### AIM
For each line below that includes the word "Aviation", make a copy.

::::::::::

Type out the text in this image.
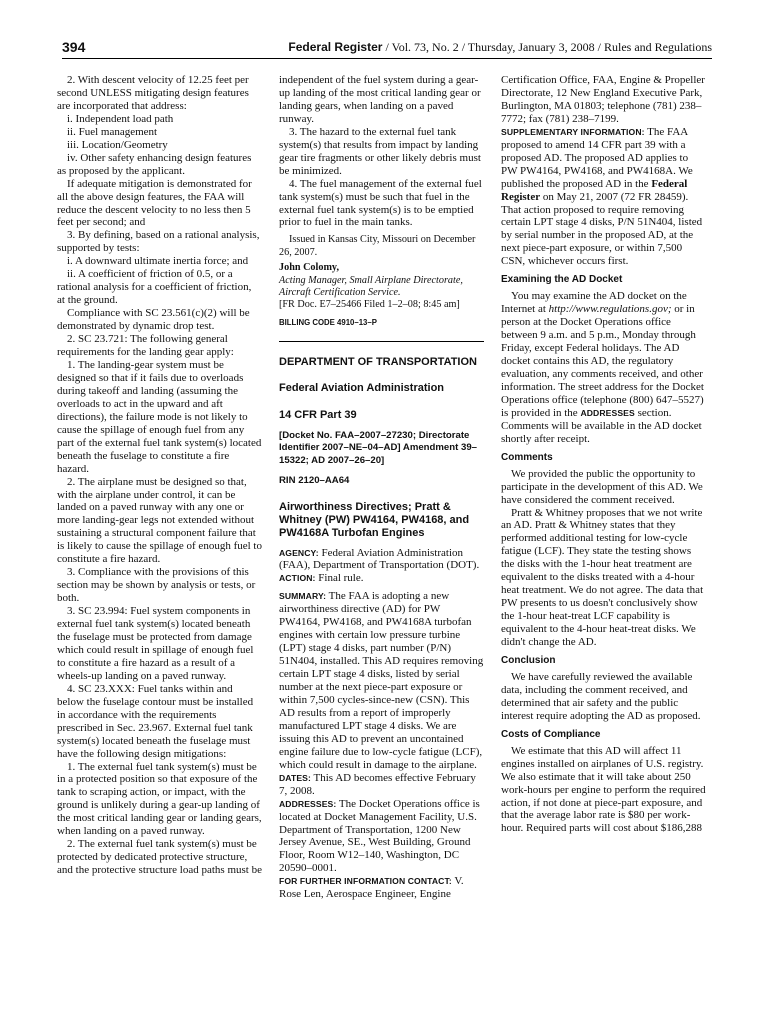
394	Federal Register / Vol. 73, No. 2 / Thursday, January 3, 2008 / Rules and Regulations

2. With descent velocity of 12.25 feet per second UNLESS mitigating design features are incorporated that address:

i. Independent load path

ii. Fuel management

iii. Location/Geometry

iv. Other safety enhancing design features as proposed by the applicant.

If adequate mitigation is demonstrated for all the above design features, the FAA will reduce the descent velocity to no less then 5 feet per second; and

3. By defining, based on a rational analysis, supported by tests:

i. A downward ultimate inertia force; and

ii. A coefficient of friction of 0.5, or a rational analysis for a coefficient of friction, at the ground.

Compliance with SC 23.561(c)(2) will be demonstrated by dynamic drop test.

2. SC 23.721: The following general requirements for the landing gear apply:

1. The landing-gear system must be designed so that if it fails due to overloads during takeoff and landing (assuming the overloads to act in the upward and aft directions), the failure mode is not likely to cause the spillage of enough fuel from any part of the external fuel tank system(s) located beneath the fuselage to constitute a fire hazard.

2. The airplane must be designed so that, with the airplane under control, it can be landed on a paved runway with any one or more landing-gear legs not extended without sustaining a structural component failure that is likely to cause the spillage of enough fuel to constitute a fire hazard.

3. Compliance with the provisions of this section may be shown by analysis or tests, or both.

3. SC 23.994: Fuel system components in external fuel tank system(s) located beneath the fuselage must be protected from damage which could result in spillage of enough fuel to constitute a fire hazard as a result of a wheels-up landing on a paved runway.

4. SC 23.XXX: Fuel tanks within and below the fuselage contour must be installed in accordance with the requirements prescribed in Sec. 23.967. External fuel tank system(s) located beneath the fuselage must have the following design mitigations:

1. The external fuel tank system(s) must be in a protected position so that exposure of the tank to scraping action, or impact, with the ground is unlikely during a gear-up landing of the most critical landing gear or landing gears, when landing on a paved runway.

2. The external fuel tank system(s) must be protected by dedicated protective structure, and the protective structure load paths must be

independent of the fuel system during a gear-up landing of the most critical landing gear or landing gears, when landing on a paved runway.

3. The hazard to the external fuel tank system(s) that results from impact by landing gear tire fragments or other likely debris must be minimized.

4. The fuel management of the external fuel tank system(s) must be such that fuel in the external fuel tank system(s) is to be emptied prior to fuel in the main tanks.

Issued in Kansas City, Missouri on December 26, 2007.

John Colomy,

Acting Manager, Small Airplane Directorate, Aircraft Certification Service.

[FR Doc. E7–25466 Filed 1–2–08; 8:45 am]

BILLING CODE 4910–13–P

DEPARTMENT OF TRANSPORTATION

Federal Aviation Administration

14 CFR Part 39

[Docket No. FAA–2007–27230; Directorate Identifier 2007–NE–04–AD] Amendment 39–15322; AD 2007–26–20]

RIN 2120–AA64

Airworthiness Directives; Pratt & Whitney (PW) PW4164, PW4168, and PW4168A Turbofan Engines

AGENCY: Federal Aviation Administration (FAA), Department of Transportation (DOT).

ACTION: Final rule.

SUMMARY: The FAA is adopting a new airworthiness directive (AD) for PW PW4164, PW4168, and PW4168A turbofan engines with certain low pressure turbine (LPT) stage 4 disks, part number (P/N) 51N404, installed. This AD requires removing certain LPT stage 4 disks, listed by serial number at the next piece-part exposure or within 7,500 cycles-since-new (CSN). This AD results from a report of improperly manufactured LPT stage 4 disks. We are issuing this AD to prevent an uncontained engine failure due to low-cycle fatigue (LCF), which could result in damage to the airplane.

DATES: This AD becomes effective February 7, 2008.

ADDRESSES: The Docket Operations office is located at Docket Management Facility, U.S. Department of Transportation, 1200 New Jersey Avenue, SE., West Building, Ground Floor, Room W12–140, Washington, DC 20590–0001.

FOR FURTHER INFORMATION CONTACT: V. Rose Len, Aerospace Engineer, Engine

Certification Office, FAA, Engine & Propeller Directorate, 12 New England Executive Park, Burlington, MA 01803; telephone (781) 238–7772; fax (781) 238–7199.

SUPPLEMENTARY INFORMATION: The FAA proposed to amend 14 CFR part 39 with a proposed AD. The proposed AD applies to PW PW4164, PW4168, and PW4168A. We published the proposed AD in the Federal Register on May 21, 2007 (72 FR 28459). That action proposed to require removing certain LPT stage 4 disks, P/N 51N404, listed by serial number in the proposed AD, at the next piece-part exposure, or within 7,500 CSN, whichever occurs first.

Examining the AD Docket

You may examine the AD docket on the Internet at http://www.regulations.gov; or in person at the Docket Operations office between 9 a.m. and 5 p.m., Monday through Friday, except Federal holidays. The AD docket contains this AD, the regulatory evaluation, any comments received, and other information. The street address for the Docket Operations office (telephone (800) 647–5527) is provided in the ADDRESSES section. Comments will be available in the AD docket shortly after receipt.

Comments

We provided the public the opportunity to participate in the development of this AD. We have considered the comment received.

Pratt & Whitney proposes that we not write an AD. Pratt & Whitney states that they performed additional testing for low-cycle fatigue (LCF). They state the testing shows the disks with the 1-hour heat treatment are equivalent to the disks treated with a 4-hour heat treatment. We do not agree. The data that PW presents to us doesn't conclusively show the 1-hour heat-treat LCF capability is equivalent to the 4-hour heat-treat disks. We didn't change the AD.

Conclusion

We have carefully reviewed the available data, including the comment received, and determined that air safety and the public interest require adopting the AD as proposed.

Costs of Compliance

We estimate that this AD will affect 11 engines installed on airplanes of U.S. registry. We also estimate that it will take about 250 work-hours per engine to perform the required action, if not done at piece-part exposure, and that the average labor rate is $80 per work-hour. Required parts will cost about $186,288
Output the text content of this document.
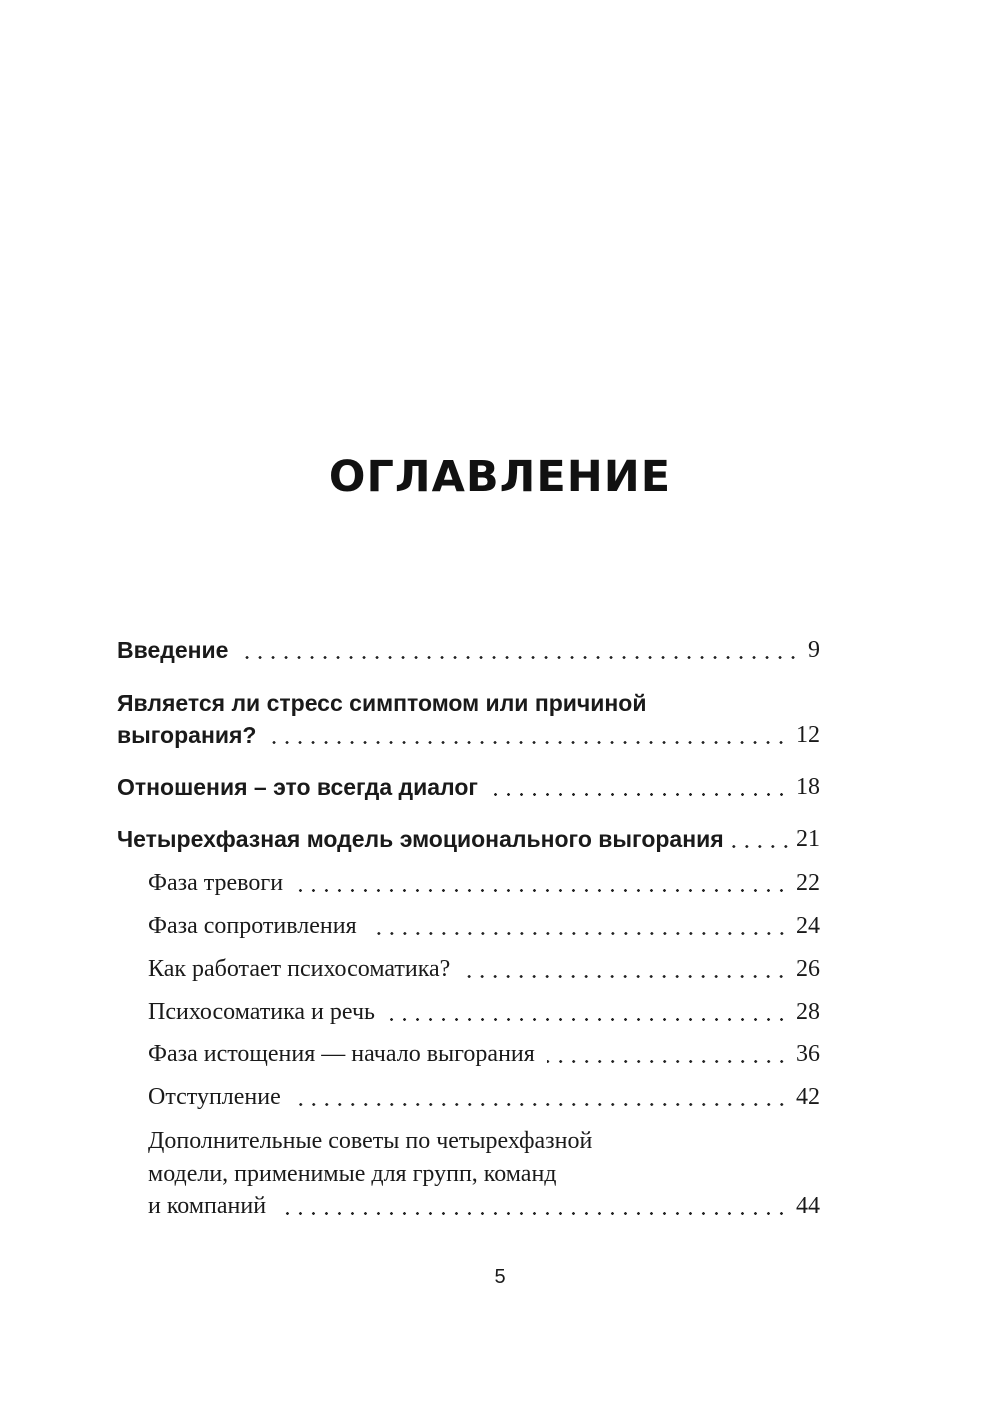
ОГЛАВЛЕНИЕ
Введение	9
Является ли стресс симптомом или причиной
выгорания?	12
Отношения – это всегда диалог	18
Четырехфазная модель эмоционального выгорания	21
Фаза тревоги	22
Фаза сопротивления	24
Как работает психосоматика?	26
Психосоматика и речь	28
Фаза истощения — начало выгорания	36
Отступление	42
Дополнительные советы по четырехфазной
модели, применимые для групп, команд
и компаний	44
5
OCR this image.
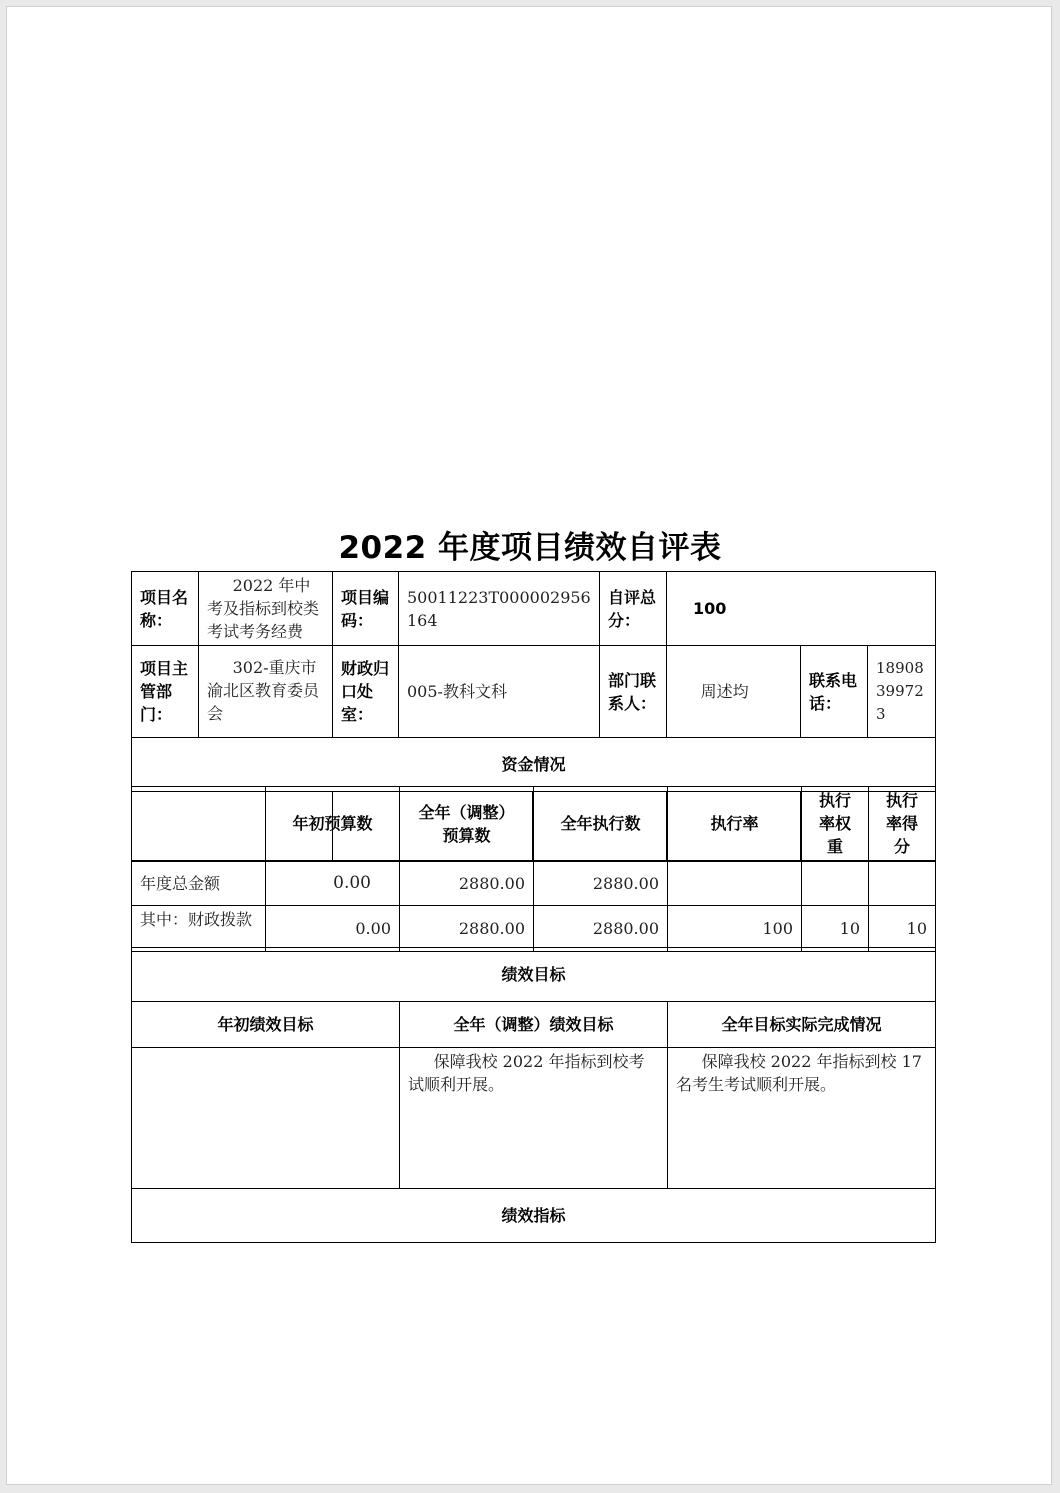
2022 年度项目绩效自评表
项目名称：	2022 年中考及指标到校类考试考务经费	项目编码：	50011223T000002956164	自评总分：	100
项目主管部门：	302-重庆市渝北区教育委员会	财政归口处室：	005-教科文科	部门联系人：	周述均	联系电话：	18908399723
资金情况

	年初预算数	全年（调整）预算数	全年执行数	执行率	执行率权重	执行率得分
年度总金额	0.00	2880.00	2880.00			
其中：财政拨款	0.00	2880.00	2880.00	100	10	10
绩效目标		
年初绩效目标	全年（调整）绩效目标	全年目标实际完成情况
	保障我校 2022 年指标到校考试顺利开展。	保障我校 2022 年指标到校 17 名考生考试顺利开展。
绩效指标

::::::::::

### THE RESULT
Federal Aviation Administration
AGENCY: Federal Aviation Administration (FAA), Department of Transportation (DOT).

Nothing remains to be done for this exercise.